Leave out the images and repeat the listing below without a single change.
_ _ _ _
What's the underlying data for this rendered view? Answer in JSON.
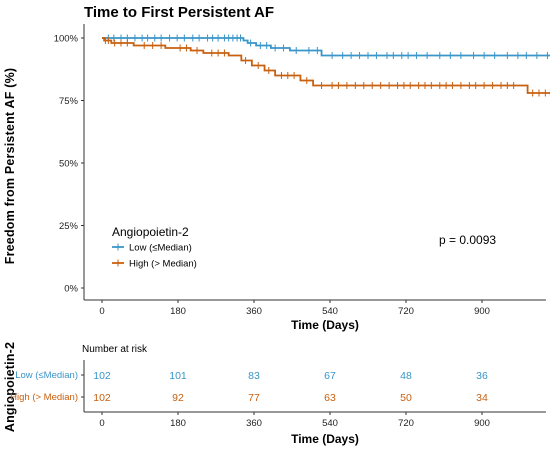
{
  "chart_data": {
    "type": "line",
    "title": "Time to First Persistent AF",
    "xlabel": "Time (Days)",
    "ylabel": "Freedom from Persistent AF (%)",
    "xlim": [
      -40,
      1070
    ],
    "ylim": [
      0,
      100
    ],
    "xticks": [
      0,
      180,
      360,
      540,
      720,
      900
    ],
    "yticks": [
      0,
      25,
      50,
      75,
      100
    ],
    "ytick_labels": [
      "0%",
      "25%",
      "50%",
      "75%",
      "100%"
    ],
    "legend": {
      "title": "Angiopoietin-2",
      "position": "left-middle"
    },
    "annotation": "p = 0.0093",
    "series": [
      {
        "name": "Low (≤Median)",
        "color": "#3a95c9",
        "steps": [
          [
            0,
            100
          ],
          [
            335,
            99
          ],
          [
            345,
            98
          ],
          [
            365,
            97
          ],
          [
            400,
            96
          ],
          [
            445,
            95
          ],
          [
            520,
            93
          ],
          [
            1070,
            93
          ]
        ],
        "censored": [
          15,
          28,
          45,
          60,
          78,
          95,
          108,
          125,
          140,
          160,
          178,
          195,
          215,
          230,
          250,
          262,
          275,
          290,
          300,
          310,
          320,
          328,
          352,
          375,
          390,
          410,
          430,
          460,
          490,
          510,
          545,
          570,
          590,
          610,
          630,
          650,
          675,
          690,
          710,
          725,
          745,
          770,
          800,
          825,
          850,
          880,
          905,
          930,
          960,
          985,
          1005,
          1030,
          1055
        ]
      },
      {
        "name": "High (> Median)",
        "color": "#c8600f",
        "steps": [
          [
            0,
            100
          ],
          [
            5,
            99
          ],
          [
            22,
            98
          ],
          [
            75,
            97
          ],
          [
            150,
            96
          ],
          [
            210,
            95
          ],
          [
            240,
            94
          ],
          [
            300,
            93
          ],
          [
            330,
            91
          ],
          [
            355,
            89
          ],
          [
            385,
            87
          ],
          [
            410,
            85
          ],
          [
            470,
            83
          ],
          [
            500,
            81
          ],
          [
            990,
            81
          ],
          [
            1008,
            78
          ],
          [
            1070,
            78
          ]
        ],
        "censored": [
          8,
          15,
          30,
          45,
          60,
          100,
          120,
          140,
          185,
          200,
          225,
          260,
          275,
          290,
          340,
          370,
          395,
          425,
          440,
          455,
          485,
          520,
          545,
          560,
          580,
          600,
          620,
          640,
          660,
          680,
          700,
          715,
          730,
          750,
          765,
          780,
          800,
          815,
          830,
          850,
          870,
          885,
          905,
          925,
          945,
          960,
          975,
          1020,
          1035,
          1050,
          1062
        ]
      }
    ],
    "risk_table": {
      "side_label": "Angiopoietin-2",
      "title": "Number at risk",
      "xlabel": "Time (Days)",
      "rows": [
        {
          "label": "Low (≤Median)",
          "color": "#3a95c9",
          "values": [
            102,
            101,
            83,
            67,
            48,
            36
          ]
        },
        {
          "label": "High (> Median)",
          "color": "#c8600f",
          "values": [
            102,
            92,
            77,
            63,
            50,
            34
          ]
        }
      ]
    }
  }
}
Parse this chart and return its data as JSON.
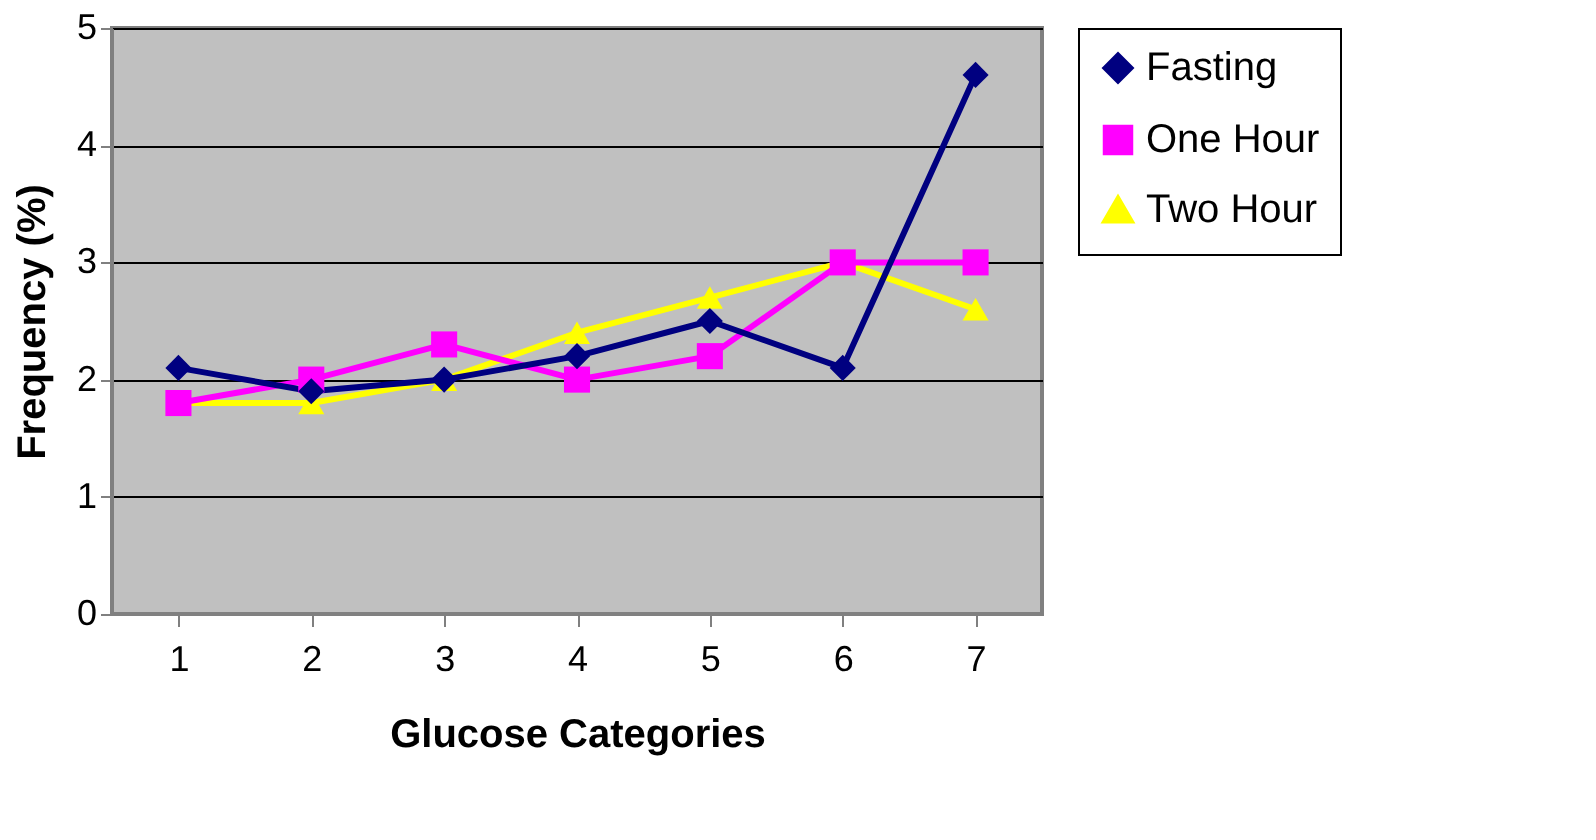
_ _ _ _
CORRECT RESULT:
What's the underlying data for this rendered view? Answer in JSON.
{
  "chart_data": {
    "type": "line",
    "title": "Time to First Persistent AF",
    "xlabel": "Time (Days)",
    "ylabel": "Freedom from Persistent AF (%)",
    "xlim": [
      -40,
      1070
    ],
    "ylim": [
      0,
      100
    ],
    "xticks": [
      0,
      180,
      360,
      540,
      720,
      900
    ],
    "yticks": [
      0,
      25,
      50,
      75,
      100
    ],
    "ytick_labels": [
      "0%",
      "25%",
      "50%",
      "75%",
      "100%"
    ],
    "legend": {
      "title": "Angiopoietin-2",
      "position": "left-middle"
    },
    "annotation": "p = 0.0093",
    "series": [
      {
        "name": "Low (≤Median)",
        "color": "#3a95c9",
        "steps": [
          [
            0,
            100
          ],
          [
            335,
            99
          ],
          [
            345,
            98
          ],
          [
            365,
            97
          ],
          [
            400,
            96
          ],
          [
            445,
            95
          ],
          [
            520,
            93
          ],
          [
            1070,
            93
          ]
        ],
        "censored": [
          15,
          28,
          45,
          60,
          78,
          95,
          108,
          125,
          140,
          160,
          178,
          195,
          215,
          230,
          250,
          262,
          275,
          290,
          300,
          310,
          320,
          328,
          352,
          375,
          390,
          410,
          430,
          460,
          490,
          510,
          545,
          570,
          590,
          610,
          630,
          650,
          675,
          690,
          710,
          725,
          745,
          770,
          800,
          825,
          850,
          880,
          905,
          930,
          960,
          985,
          1005,
          1030,
          1055
        ]
      },
      {
        "name": "High (> Median)",
        "color": "#c8600f",
        "steps": [
          [
            0,
            100
          ],
          [
            5,
            99
          ],
          [
            22,
            98
          ],
          [
            75,
            97
          ],
          [
            150,
            96
          ],
          [
            210,
            95
          ],
          [
            240,
            94
          ],
          [
            300,
            93
          ],
          [
            330,
            91
          ],
          [
            355,
            89
          ],
          [
            385,
            87
          ],
          [
            410,
            85
          ],
          [
            470,
            83
          ],
          [
            500,
            81
          ],
          [
            990,
            81
          ],
          [
            1008,
            78
          ],
          [
            1070,
            78
          ]
        ],
        "censored": [
          8,
          15,
          30,
          45,
          60,
          100,
          120,
          140,
          185,
          200,
          225,
          260,
          275,
          290,
          340,
          370,
          395,
          425,
          440,
          455,
          485,
          520,
          545,
          560,
          580,
          600,
          620,
          640,
          660,
          680,
          700,
          715,
          730,
          750,
          765,
          780,
          800,
          815,
          830,
          850,
          870,
          885,
          905,
          925,
          945,
          960,
          975,
          1020,
          1035,
          1050,
          1062
        ]
      }
    ],
    "risk_table": {
      "side_label": "Angiopoietin-2",
      "title": "Number at risk",
      "xlabel": "Time (Days)",
      "rows": [
        {
          "label": "Low (≤Median)",
          "color": "#3a95c9",
          "values": [
            102,
            101,
            83,
            67,
            48,
            36
          ]
        },
        {
          "label": "High (> Median)",
          "color": "#c8600f",
          "values": [
            102,
            92,
            77,
            63,
            50,
            34
          ]
        }
      ]
    }
  }
}
Parse this chart and return its data as JSON.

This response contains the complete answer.